Dataset listings of figures
>> begin

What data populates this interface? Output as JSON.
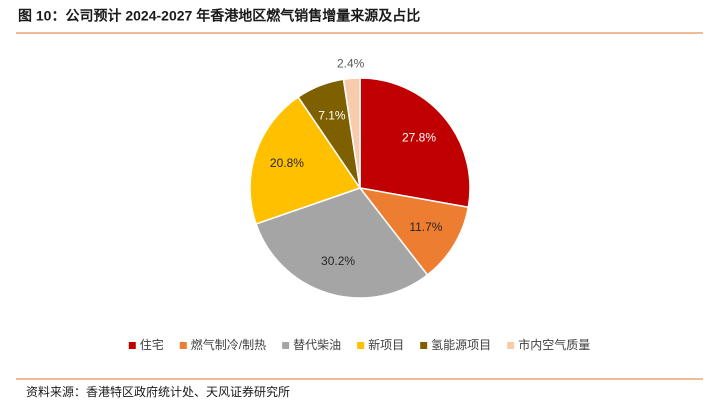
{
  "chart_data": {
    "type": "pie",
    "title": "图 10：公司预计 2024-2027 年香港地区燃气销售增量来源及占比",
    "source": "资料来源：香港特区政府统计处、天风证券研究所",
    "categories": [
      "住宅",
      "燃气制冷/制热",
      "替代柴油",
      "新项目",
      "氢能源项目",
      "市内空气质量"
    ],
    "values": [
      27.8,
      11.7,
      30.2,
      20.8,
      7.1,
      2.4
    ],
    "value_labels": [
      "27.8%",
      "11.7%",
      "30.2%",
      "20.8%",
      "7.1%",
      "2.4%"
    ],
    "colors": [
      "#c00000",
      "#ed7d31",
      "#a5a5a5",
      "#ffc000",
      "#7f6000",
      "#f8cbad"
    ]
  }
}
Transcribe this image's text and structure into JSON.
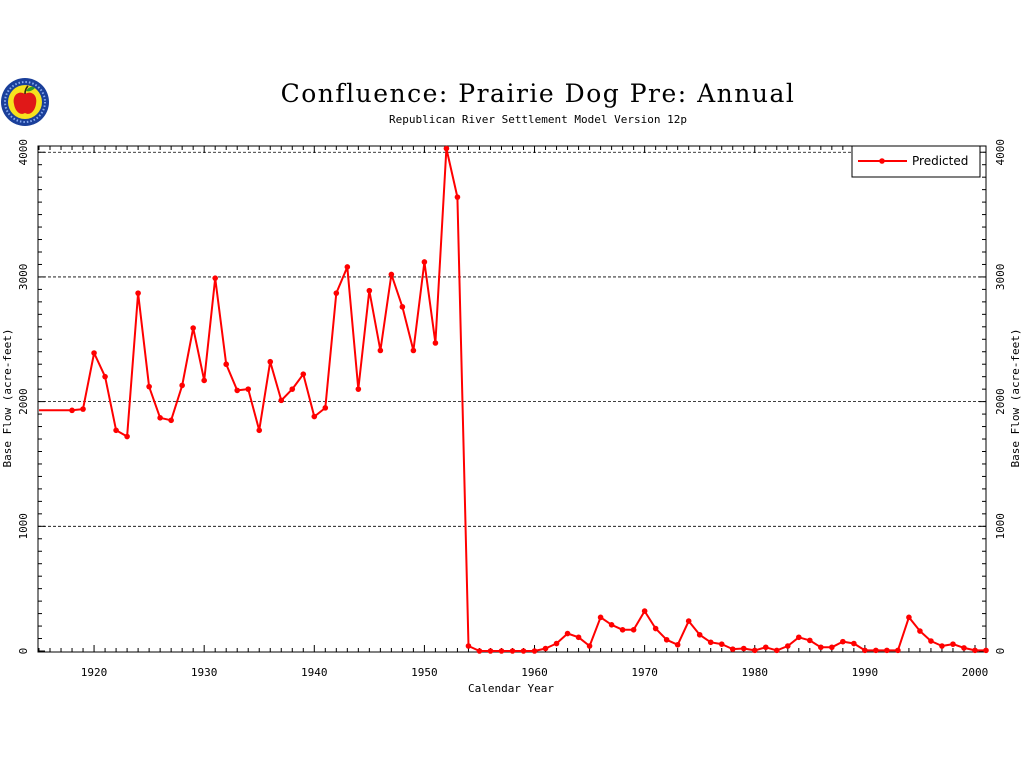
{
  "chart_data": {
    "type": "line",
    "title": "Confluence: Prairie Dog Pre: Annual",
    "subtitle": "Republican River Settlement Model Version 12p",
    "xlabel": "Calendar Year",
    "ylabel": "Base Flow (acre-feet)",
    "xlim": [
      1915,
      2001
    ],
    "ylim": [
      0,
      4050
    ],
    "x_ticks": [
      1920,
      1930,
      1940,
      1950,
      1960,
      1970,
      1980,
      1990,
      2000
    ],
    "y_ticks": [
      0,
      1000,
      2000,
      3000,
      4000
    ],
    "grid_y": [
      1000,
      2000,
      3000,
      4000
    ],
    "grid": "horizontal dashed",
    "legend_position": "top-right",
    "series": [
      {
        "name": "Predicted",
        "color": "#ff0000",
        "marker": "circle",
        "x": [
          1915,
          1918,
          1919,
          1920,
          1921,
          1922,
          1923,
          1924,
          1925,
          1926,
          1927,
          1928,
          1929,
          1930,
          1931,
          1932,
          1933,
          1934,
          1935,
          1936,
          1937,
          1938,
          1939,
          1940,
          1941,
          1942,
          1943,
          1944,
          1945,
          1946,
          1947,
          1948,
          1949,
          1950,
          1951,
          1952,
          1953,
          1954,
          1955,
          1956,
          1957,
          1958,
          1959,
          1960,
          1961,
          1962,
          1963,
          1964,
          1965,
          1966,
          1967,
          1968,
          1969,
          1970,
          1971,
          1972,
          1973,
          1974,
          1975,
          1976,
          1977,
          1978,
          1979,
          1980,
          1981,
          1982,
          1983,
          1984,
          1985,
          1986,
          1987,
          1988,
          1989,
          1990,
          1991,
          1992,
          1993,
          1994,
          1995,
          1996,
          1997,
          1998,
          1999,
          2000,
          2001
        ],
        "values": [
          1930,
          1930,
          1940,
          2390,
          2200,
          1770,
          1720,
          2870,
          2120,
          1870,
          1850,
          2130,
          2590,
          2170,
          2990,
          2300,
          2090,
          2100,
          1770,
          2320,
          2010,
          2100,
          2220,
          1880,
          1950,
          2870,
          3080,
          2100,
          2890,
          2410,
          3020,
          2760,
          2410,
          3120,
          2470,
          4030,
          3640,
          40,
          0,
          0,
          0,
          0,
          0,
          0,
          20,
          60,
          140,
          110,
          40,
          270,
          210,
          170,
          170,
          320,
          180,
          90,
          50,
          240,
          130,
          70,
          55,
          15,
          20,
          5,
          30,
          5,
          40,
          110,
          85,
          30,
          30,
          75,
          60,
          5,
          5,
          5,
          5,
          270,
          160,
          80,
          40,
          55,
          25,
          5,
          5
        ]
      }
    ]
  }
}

>> end

BRIEF »
Check each line above for the word "JSON" and say how many have it, with nothing else.

REPLY TO THE EXERCISE »
2